*DATASET ROWS*.

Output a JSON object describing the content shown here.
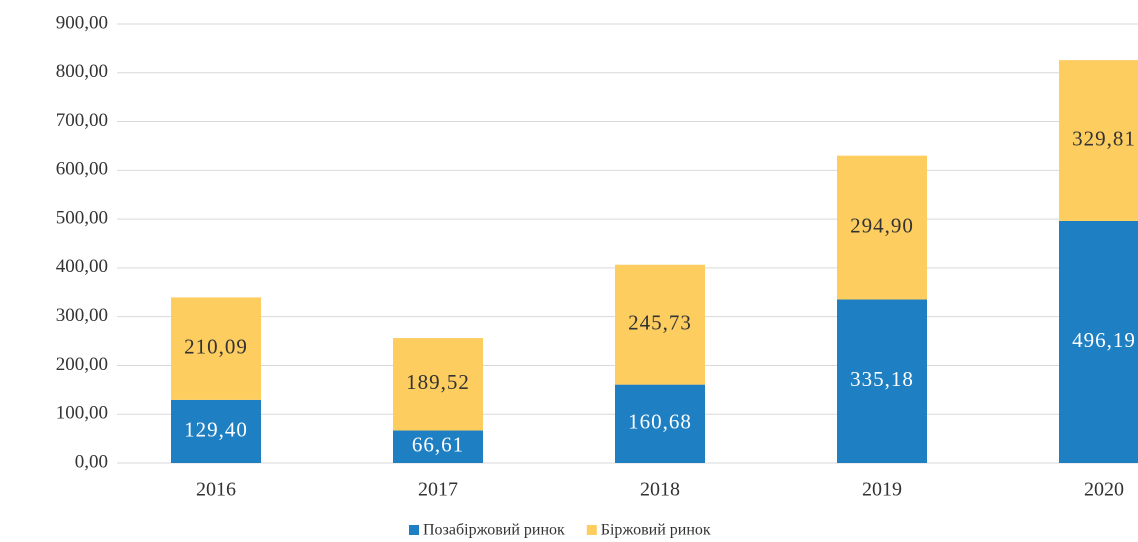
{
  "chart_data": {
    "type": "stacked-bar",
    "categories": [
      "2016",
      "2017",
      "2018",
      "2019",
      "2020"
    ],
    "series": [
      {
        "name": "Позабіржовий ринок",
        "color": "#1f7fc3",
        "values": [
          129.4,
          66.61,
          160.68,
          335.18,
          496.19
        ],
        "value_labels": [
          "129,40",
          "66,61",
          "160,68",
          "335,18",
          "496,19"
        ]
      },
      {
        "name": "Біржовий ринок",
        "color": "#fdcd60",
        "values": [
          210.09,
          189.52,
          245.73,
          294.9,
          329.81
        ],
        "value_labels": [
          "210,09",
          "189,52",
          "245,73",
          "294,90",
          "329,81"
        ]
      }
    ],
    "ylim": [
      0,
      900
    ],
    "yticks": [
      {
        "value": 0,
        "label": "0,00"
      },
      {
        "value": 100,
        "label": "100,00"
      },
      {
        "value": 200,
        "label": "200,00"
      },
      {
        "value": 300,
        "label": "300,00"
      },
      {
        "value": 400,
        "label": "400,00"
      },
      {
        "value": 500,
        "label": "500,00"
      },
      {
        "value": 600,
        "label": "600,00"
      },
      {
        "value": 700,
        "label": "700,00"
      },
      {
        "value": 800,
        "label": "800,00"
      },
      {
        "value": 900,
        "label": "900,00"
      }
    ],
    "grid": true,
    "legend": "bottom"
  }
}
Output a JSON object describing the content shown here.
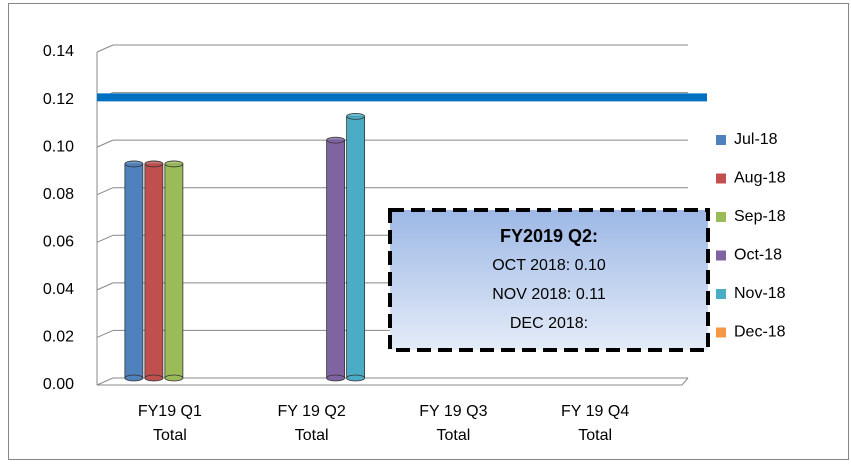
{
  "chart_data": {
    "type": "bar",
    "categories": [
      "FY19 Q1 Total",
      "FY 19 Q2 Total",
      "FY 19 Q3 Total",
      "FY 19 Q4 Total"
    ],
    "series": [
      {
        "name": "Jul-18",
        "color": "#4f81bd",
        "values": [
          0.09,
          null,
          null,
          null
        ]
      },
      {
        "name": "Aug-18",
        "color": "#c0504d",
        "values": [
          0.09,
          null,
          null,
          null
        ]
      },
      {
        "name": "Sep-18",
        "color": "#9bbb59",
        "values": [
          0.09,
          null,
          null,
          null
        ]
      },
      {
        "name": "Oct-18",
        "color": "#8064a2",
        "values": [
          null,
          0.1,
          null,
          null
        ]
      },
      {
        "name": "Nov-18",
        "color": "#4bacc6",
        "values": [
          null,
          0.11,
          null,
          null
        ]
      },
      {
        "name": "Dec-18",
        "color": "#f79646",
        "values": [
          null,
          null,
          null,
          null
        ]
      }
    ],
    "ylim": [
      0,
      0.14
    ],
    "yticks": [
      {
        "value": 0,
        "label": "0.00"
      },
      {
        "value": 0.02,
        "label": "0.02"
      },
      {
        "value": 0.04,
        "label": "0.04"
      },
      {
        "value": 0.06,
        "label": "0.06"
      },
      {
        "value": 0.08,
        "label": "0.08"
      },
      {
        "value": 0.1,
        "label": "0.10"
      },
      {
        "value": 0.12,
        "label": "0.12"
      },
      {
        "value": 0.14,
        "label": "0.14"
      }
    ],
    "grid": true,
    "legend": "right",
    "reference_line": {
      "value": 0.118,
      "color": "#0070c0"
    },
    "annotation": {
      "lines": [
        "FY2019 Q2:",
        "OCT 2018: 0.10",
        "NOV 2018: 0.11",
        "DEC 2018:"
      ]
    }
  }
}
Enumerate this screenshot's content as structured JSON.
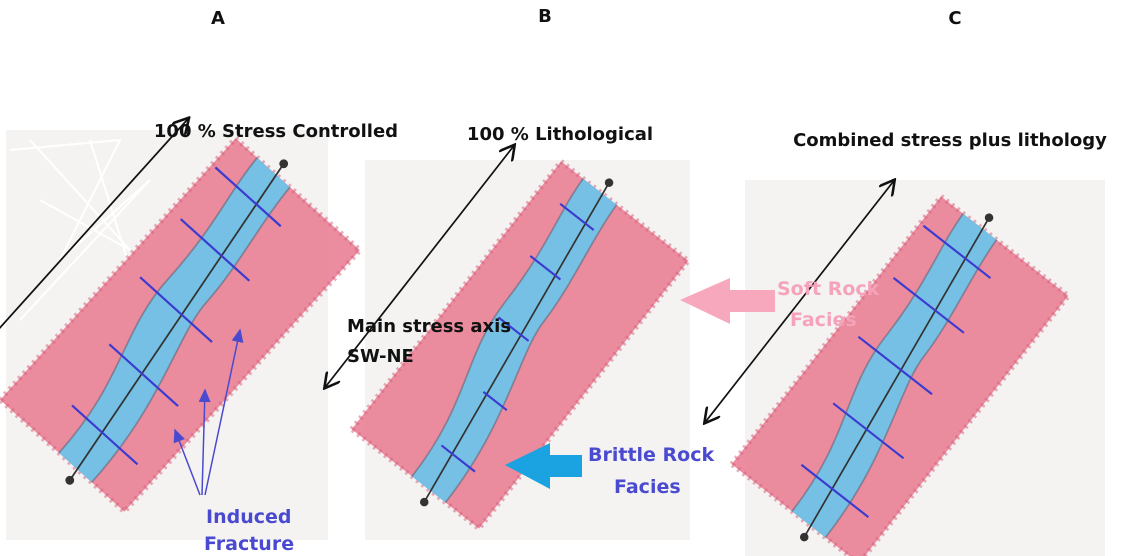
{
  "labels": {
    "a": "A",
    "b": "B",
    "c": "C"
  },
  "titles": [
    "100 % Stress Controlled",
    "100 % Lithological",
    "Combined stress plus lithology"
  ],
  "annotations": {
    "main_stress_axis": [
      "Main stress axis",
      "SW-NE"
    ],
    "soft_rock": [
      "Soft Rock",
      "Facies"
    ],
    "brittle_rock": [
      "Brittle Rock",
      "Facies"
    ],
    "induced_fracture": [
      "Induced",
      "Fracture"
    ]
  }
}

*DO THIS*. Omitting all images, print the listing exactly.

*SOLUTION*.
Output a JSON object describing the content shown here.
{
  "chart_data": {
    "type": "stacked-bar",
    "categories": [
      "2016",
      "2017",
      "2018",
      "2019",
      "2020"
    ],
    "series": [
      {
        "name": "Позабіржовий ринок",
        "color": "#1f7fc3",
        "values": [
          129.4,
          66.61,
          160.68,
          335.18,
          496.19
        ],
        "value_labels": [
          "129,40",
          "66,61",
          "160,68",
          "335,18",
          "496,19"
        ]
      },
      {
        "name": "Біржовий ринок",
        "color": "#fdcd60",
        "values": [
          210.09,
          189.52,
          245.73,
          294.9,
          329.81
        ],
        "value_labels": [
          "210,09",
          "189,52",
          "245,73",
          "294,90",
          "329,81"
        ]
      }
    ],
    "ylim": [
      0,
      900
    ],
    "yticks": [
      {
        "value": 0,
        "label": "0,00"
      },
      {
        "value": 100,
        "label": "100,00"
      },
      {
        "value": 200,
        "label": "200,00"
      },
      {
        "value": 300,
        "label": "300,00"
      },
      {
        "value": 400,
        "label": "400,00"
      },
      {
        "value": 500,
        "label": "500,00"
      },
      {
        "value": 600,
        "label": "600,00"
      },
      {
        "value": 700,
        "label": "700,00"
      },
      {
        "value": 800,
        "label": "800,00"
      },
      {
        "value": 900,
        "label": "900,00"
      }
    ],
    "grid": true,
    "legend": "bottom"
  }
}
Output a JSON object describing the content shown here.
{
  "chart_data": {
    "type": "bar",
    "categories": [
      "FY19 Q1 Total",
      "FY 19 Q2 Total",
      "FY 19 Q3 Total",
      "FY 19 Q4 Total"
    ],
    "series": [
      {
        "name": "Jul-18",
        "color": "#4f81bd",
        "values": [
          0.09,
          null,
          null,
          null
        ]
      },
      {
        "name": "Aug-18",
        "color": "#c0504d",
        "values": [
          0.09,
          null,
          null,
          null
        ]
      },
      {
        "name": "Sep-18",
        "color": "#9bbb59",
        "values": [
          0.09,
          null,
          null,
          null
        ]
      },
      {
        "name": "Oct-18",
        "color": "#8064a2",
        "values": [
          null,
          0.1,
          null,
          null
        ]
      },
      {
        "name": "Nov-18",
        "color": "#4bacc6",
        "values": [
          null,
          0.11,
          null,
          null
        ]
      },
      {
        "name": "Dec-18",
        "color": "#f79646",
        "values": [
          null,
          null,
          null,
          null
        ]
      }
    ],
    "ylim": [
      0,
      0.14
    ],
    "yticks": [
      {
        "value": 0,
        "label": "0.00"
      },
      {
        "value": 0.02,
        "label": "0.02"
      },
      {
        "value": 0.04,
        "label": "0.04"
      },
      {
        "value": 0.06,
        "label": "0.06"
      },
      {
        "value": 0.08,
        "label": "0.08"
      },
      {
        "value": 0.1,
        "label": "0.10"
      },
      {
        "value": 0.12,
        "label": "0.12"
      },
      {
        "value": 0.14,
        "label": "0.14"
      }
    ],
    "grid": true,
    "legend": "right",
    "reference_line": {
      "value": 0.118,
      "color": "#0070c0"
    },
    "annotation": {
      "lines": [
        "FY2019 Q2:",
        "OCT 2018: 0.10",
        "NOV 2018: 0.11",
        "DEC 2018:"
      ]
    }
  }
}
Enumerate this screenshot's content as structured JSON.
{
  "labels": {
    "a": "A",
    "b": "B",
    "c": "C"
  },
  "titles": [
    "100 % Stress Controlled",
    "100 % Lithological",
    "Combined stress plus lithology"
  ],
  "annotations": {
    "main_stress_axis": [
      "Main stress axis",
      "SW-NE"
    ],
    "soft_rock": [
      "Soft Rock",
      "Facies"
    ],
    "brittle_rock": [
      "Brittle Rock",
      "Facies"
    ],
    "induced_fracture": [
      "Induced",
      "Fracture"
    ]
  }
}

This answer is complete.